§ GOAL OF THE EXERCISE
Leave out the pictures and copy everything else below exactly.
··· DATASET EXCERPTS ···
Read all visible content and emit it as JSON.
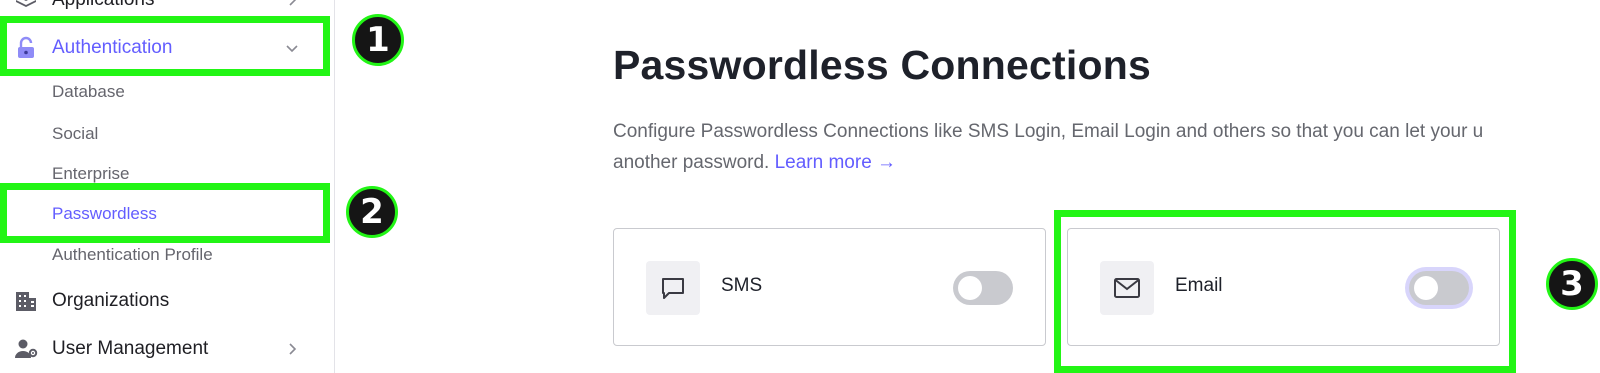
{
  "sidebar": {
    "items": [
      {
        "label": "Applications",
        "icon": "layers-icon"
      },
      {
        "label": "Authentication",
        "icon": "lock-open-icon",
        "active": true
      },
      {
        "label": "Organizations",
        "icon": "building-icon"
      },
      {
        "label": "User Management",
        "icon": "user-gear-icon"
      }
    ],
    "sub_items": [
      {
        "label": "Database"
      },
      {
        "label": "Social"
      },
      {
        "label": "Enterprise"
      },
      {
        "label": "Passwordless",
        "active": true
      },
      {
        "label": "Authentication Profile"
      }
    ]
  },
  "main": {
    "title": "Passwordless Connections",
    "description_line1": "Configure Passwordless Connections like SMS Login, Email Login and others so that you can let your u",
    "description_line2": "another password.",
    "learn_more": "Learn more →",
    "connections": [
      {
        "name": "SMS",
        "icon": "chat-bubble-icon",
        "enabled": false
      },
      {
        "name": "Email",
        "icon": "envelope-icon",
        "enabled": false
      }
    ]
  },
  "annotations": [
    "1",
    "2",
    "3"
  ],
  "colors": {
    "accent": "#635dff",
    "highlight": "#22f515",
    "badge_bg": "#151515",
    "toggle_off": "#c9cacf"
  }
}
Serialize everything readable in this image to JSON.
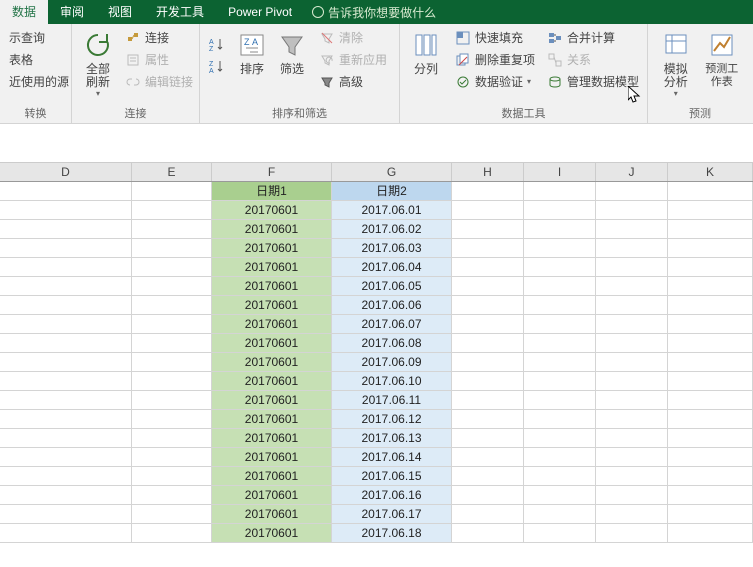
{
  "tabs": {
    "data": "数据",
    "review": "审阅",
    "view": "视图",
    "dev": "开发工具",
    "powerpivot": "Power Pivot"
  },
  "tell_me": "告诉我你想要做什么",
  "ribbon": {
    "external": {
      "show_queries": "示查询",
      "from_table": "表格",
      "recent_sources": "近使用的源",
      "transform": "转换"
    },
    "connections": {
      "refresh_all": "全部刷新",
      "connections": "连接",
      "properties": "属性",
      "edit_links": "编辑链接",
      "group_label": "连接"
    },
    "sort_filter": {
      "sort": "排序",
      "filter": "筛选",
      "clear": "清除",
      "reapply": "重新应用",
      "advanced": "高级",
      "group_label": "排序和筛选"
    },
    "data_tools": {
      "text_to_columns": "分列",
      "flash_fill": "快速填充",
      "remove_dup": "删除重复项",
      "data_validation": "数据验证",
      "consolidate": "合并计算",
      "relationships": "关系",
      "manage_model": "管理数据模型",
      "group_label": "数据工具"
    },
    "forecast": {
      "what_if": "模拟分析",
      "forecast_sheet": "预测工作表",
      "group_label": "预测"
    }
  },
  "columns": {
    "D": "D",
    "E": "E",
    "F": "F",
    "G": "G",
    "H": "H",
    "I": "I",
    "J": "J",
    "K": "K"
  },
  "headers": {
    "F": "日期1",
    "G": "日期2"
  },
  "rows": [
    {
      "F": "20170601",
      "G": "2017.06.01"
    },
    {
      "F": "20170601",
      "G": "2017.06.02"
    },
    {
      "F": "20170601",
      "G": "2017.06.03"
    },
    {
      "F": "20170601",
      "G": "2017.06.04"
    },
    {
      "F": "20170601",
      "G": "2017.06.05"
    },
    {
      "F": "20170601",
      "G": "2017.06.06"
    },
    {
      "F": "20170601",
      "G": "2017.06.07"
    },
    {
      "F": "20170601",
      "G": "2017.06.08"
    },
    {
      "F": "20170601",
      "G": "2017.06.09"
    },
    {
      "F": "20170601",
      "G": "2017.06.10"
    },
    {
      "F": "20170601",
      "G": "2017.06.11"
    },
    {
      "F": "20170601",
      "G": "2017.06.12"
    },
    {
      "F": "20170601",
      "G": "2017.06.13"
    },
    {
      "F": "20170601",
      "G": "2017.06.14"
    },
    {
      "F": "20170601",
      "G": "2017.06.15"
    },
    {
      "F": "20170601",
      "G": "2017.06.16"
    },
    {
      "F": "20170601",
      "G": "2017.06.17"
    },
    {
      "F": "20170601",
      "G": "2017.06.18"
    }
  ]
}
···
§ SOLUTION TO THE PROBLEM
Read all visible content and emit it as JSON.
{
  "sidebar": {
    "items": [
      {
        "label": "Applications",
        "icon": "layers-icon"
      },
      {
        "label": "Authentication",
        "icon": "lock-open-icon",
        "active": true
      },
      {
        "label": "Organizations",
        "icon": "building-icon"
      },
      {
        "label": "User Management",
        "icon": "user-gear-icon"
      }
    ],
    "sub_items": [
      {
        "label": "Database"
      },
      {
        "label": "Social"
      },
      {
        "label": "Enterprise"
      },
      {
        "label": "Passwordless",
        "active": true
      },
      {
        "label": "Authentication Profile"
      }
    ]
  },
  "main": {
    "title": "Passwordless Connections",
    "description_line1": "Configure Passwordless Connections like SMS Login, Email Login and others so that you can let your u",
    "description_line2": "another password.",
    "learn_more": "Learn more →",
    "connections": [
      {
        "name": "SMS",
        "icon": "chat-bubble-icon",
        "enabled": false
      },
      {
        "name": "Email",
        "icon": "envelope-icon",
        "enabled": false
      }
    ]
  },
  "annotations": [
    "1",
    "2",
    "3"
  ],
  "colors": {
    "accent": "#635dff",
    "highlight": "#22f515",
    "badge_bg": "#151515",
    "toggle_off": "#c9cacf"
  }
}
Serialize everything readable in this image to JSON.
{
  "tabs": {
    "data": "数据",
    "review": "审阅",
    "view": "视图",
    "dev": "开发工具",
    "powerpivot": "Power Pivot"
  },
  "tell_me": "告诉我你想要做什么",
  "ribbon": {
    "external": {
      "show_queries": "示查询",
      "from_table": "表格",
      "recent_sources": "近使用的源",
      "transform": "转换"
    },
    "connections": {
      "refresh_all": "全部刷新",
      "connections": "连接",
      "properties": "属性",
      "edit_links": "编辑链接",
      "group_label": "连接"
    },
    "sort_filter": {
      "sort": "排序",
      "filter": "筛选",
      "clear": "清除",
      "reapply": "重新应用",
      "advanced": "高级",
      "group_label": "排序和筛选"
    },
    "data_tools": {
      "text_to_columns": "分列",
      "flash_fill": "快速填充",
      "remove_dup": "删除重复项",
      "data_validation": "数据验证",
      "consolidate": "合并计算",
      "relationships": "关系",
      "manage_model": "管理数据模型",
      "group_label": "数据工具"
    },
    "forecast": {
      "what_if": "模拟分析",
      "forecast_sheet": "预测工作表",
      "group_label": "预测"
    }
  },
  "columns": {
    "D": "D",
    "E": "E",
    "F": "F",
    "G": "G",
    "H": "H",
    "I": "I",
    "J": "J",
    "K": "K"
  },
  "headers": {
    "F": "日期1",
    "G": "日期2"
  },
  "rows": [
    {
      "F": "20170601",
      "G": "2017.06.01"
    },
    {
      "F": "20170601",
      "G": "2017.06.02"
    },
    {
      "F": "20170601",
      "G": "2017.06.03"
    },
    {
      "F": "20170601",
      "G": "2017.06.04"
    },
    {
      "F": "20170601",
      "G": "2017.06.05"
    },
    {
      "F": "20170601",
      "G": "2017.06.06"
    },
    {
      "F": "20170601",
      "G": "2017.06.07"
    },
    {
      "F": "20170601",
      "G": "2017.06.08"
    },
    {
      "F": "20170601",
      "G": "2017.06.09"
    },
    {
      "F": "20170601",
      "G": "2017.06.10"
    },
    {
      "F": "20170601",
      "G": "2017.06.11"
    },
    {
      "F": "20170601",
      "G": "2017.06.12"
    },
    {
      "F": "20170601",
      "G": "2017.06.13"
    },
    {
      "F": "20170601",
      "G": "2017.06.14"
    },
    {
      "F": "20170601",
      "G": "2017.06.15"
    },
    {
      "F": "20170601",
      "G": "2017.06.16"
    },
    {
      "F": "20170601",
      "G": "2017.06.17"
    },
    {
      "F": "20170601",
      "G": "2017.06.18"
    }
  ]
}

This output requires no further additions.